§ **Task**: Repeat exactly each line of the data provided below.

§ **Exercise input**:
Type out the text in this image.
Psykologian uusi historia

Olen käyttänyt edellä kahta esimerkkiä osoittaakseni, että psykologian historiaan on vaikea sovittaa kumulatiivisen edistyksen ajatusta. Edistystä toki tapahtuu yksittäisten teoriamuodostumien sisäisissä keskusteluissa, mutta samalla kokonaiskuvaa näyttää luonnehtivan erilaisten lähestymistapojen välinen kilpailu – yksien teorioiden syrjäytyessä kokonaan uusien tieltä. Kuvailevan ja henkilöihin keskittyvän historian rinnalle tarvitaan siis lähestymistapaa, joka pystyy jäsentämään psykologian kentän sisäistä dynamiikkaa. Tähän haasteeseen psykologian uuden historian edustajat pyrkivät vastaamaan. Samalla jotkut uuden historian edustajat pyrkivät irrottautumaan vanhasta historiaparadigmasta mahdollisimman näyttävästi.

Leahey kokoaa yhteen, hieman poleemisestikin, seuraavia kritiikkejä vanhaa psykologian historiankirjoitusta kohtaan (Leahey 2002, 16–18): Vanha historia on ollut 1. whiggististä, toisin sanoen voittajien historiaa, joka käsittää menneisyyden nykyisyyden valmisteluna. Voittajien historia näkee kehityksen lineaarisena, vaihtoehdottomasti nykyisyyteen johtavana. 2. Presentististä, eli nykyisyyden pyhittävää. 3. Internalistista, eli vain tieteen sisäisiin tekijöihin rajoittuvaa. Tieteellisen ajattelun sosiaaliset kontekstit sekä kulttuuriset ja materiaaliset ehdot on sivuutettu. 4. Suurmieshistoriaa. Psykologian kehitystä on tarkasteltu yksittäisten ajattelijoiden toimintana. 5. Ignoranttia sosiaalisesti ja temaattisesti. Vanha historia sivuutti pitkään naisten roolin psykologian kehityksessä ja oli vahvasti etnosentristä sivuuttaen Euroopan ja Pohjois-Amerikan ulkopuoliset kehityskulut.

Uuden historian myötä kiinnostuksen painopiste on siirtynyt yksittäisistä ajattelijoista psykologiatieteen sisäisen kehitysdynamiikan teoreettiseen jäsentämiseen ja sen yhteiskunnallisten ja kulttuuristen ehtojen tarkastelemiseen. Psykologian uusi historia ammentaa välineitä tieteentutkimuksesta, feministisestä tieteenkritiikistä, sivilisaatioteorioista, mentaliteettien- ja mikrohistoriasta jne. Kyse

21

§ **Answer below**:
Type out the text in this image.
Psykologian uusi historia

Olen käyttänyt edellä kahta esimerkkiä osoittaakseni, että psykologian historiaan on vaikea sovittaa kumulatiivisen edistyksen ajatusta. Edistystä toki tapahtuu yksittäisten teoriamuodostumien sisäisissä keskusteluissa, mutta samalla kokonaiskuvaa näyttää luonnehtivan erilaisten lähestymistapojen välinen kilpailu – yksien teorioiden syrjäytyessä kokonaan uusien tieltä. Kuvailevan ja henkilöihin keskittyvän historian rinnalle tarvitaan siis lähestymistapaa, joka pystyy jäsentämään psykologian kentän sisäistä dynamiikkaa. Tähän haasteeseen psykologian uuden historian edustajat pyrkivät vastaamaan. Samalla jotkut uuden historian edustajat pyrkivät irrottautumaan vanhasta historiaparadigmasta mahdollisimman näyttävästi.

Leahey kokoaa yhteen, hieman poleemisestikin, seuraavia kritiikkejä vanhaa psykologian historiankirjoitusta kohtaan (Leahey 2002, 16–18): Vanha historia on ollut 1. whiggististä, toisin sanoen voittajien historiaa, joka käsittää menneisyyden nykyisyyden valmisteluna. Voittajien historia näkee kehityksen lineaarisena, vaihtoehdottomasti nykyisyyteen johtavana. 2. Presentististä, eli nykyisyyden pyhittävää. 3. Internalistista, eli vain tieteen sisäisiin tekijöihin rajoittuvaa. Tieteellisen ajattelun sosiaaliset kontekstit sekä kulttuuriset ja materiaaliset ehdot on sivuutettu. 4. Suurmieshistoriaa. Psykologian kehitystä on tarkasteltu yksittäisten ajattelijoiden toimintana. 5. Ignoranttia sosiaalisesti ja temaattisesti. Vanha historia sivuutti pitkään naisten roolin psykologian kehityksessä ja oli vahvasti etnosentristä sivuuttaen Euroopan ja Pohjois-Amerikan ulkopuoliset kehityskulut.

Uuden historian myötä kiinnostuksen painopiste on siirtynyt yksittäisistä ajattelijoista psykologiatieteen sisäisen kehitysdynamiikan teoreettiseen jäsentämiseen ja sen yhteiskunnallisten ja kulttuuristen ehtojen tarkastelemiseen. Psykologian uusi historia ammentaa välineitä tieteentutkimuksesta, feministisestä tieteenkritiikistä, sivilisaatioteorioista, mentaliteettien- ja mikrohistoriasta jne. Kyse

21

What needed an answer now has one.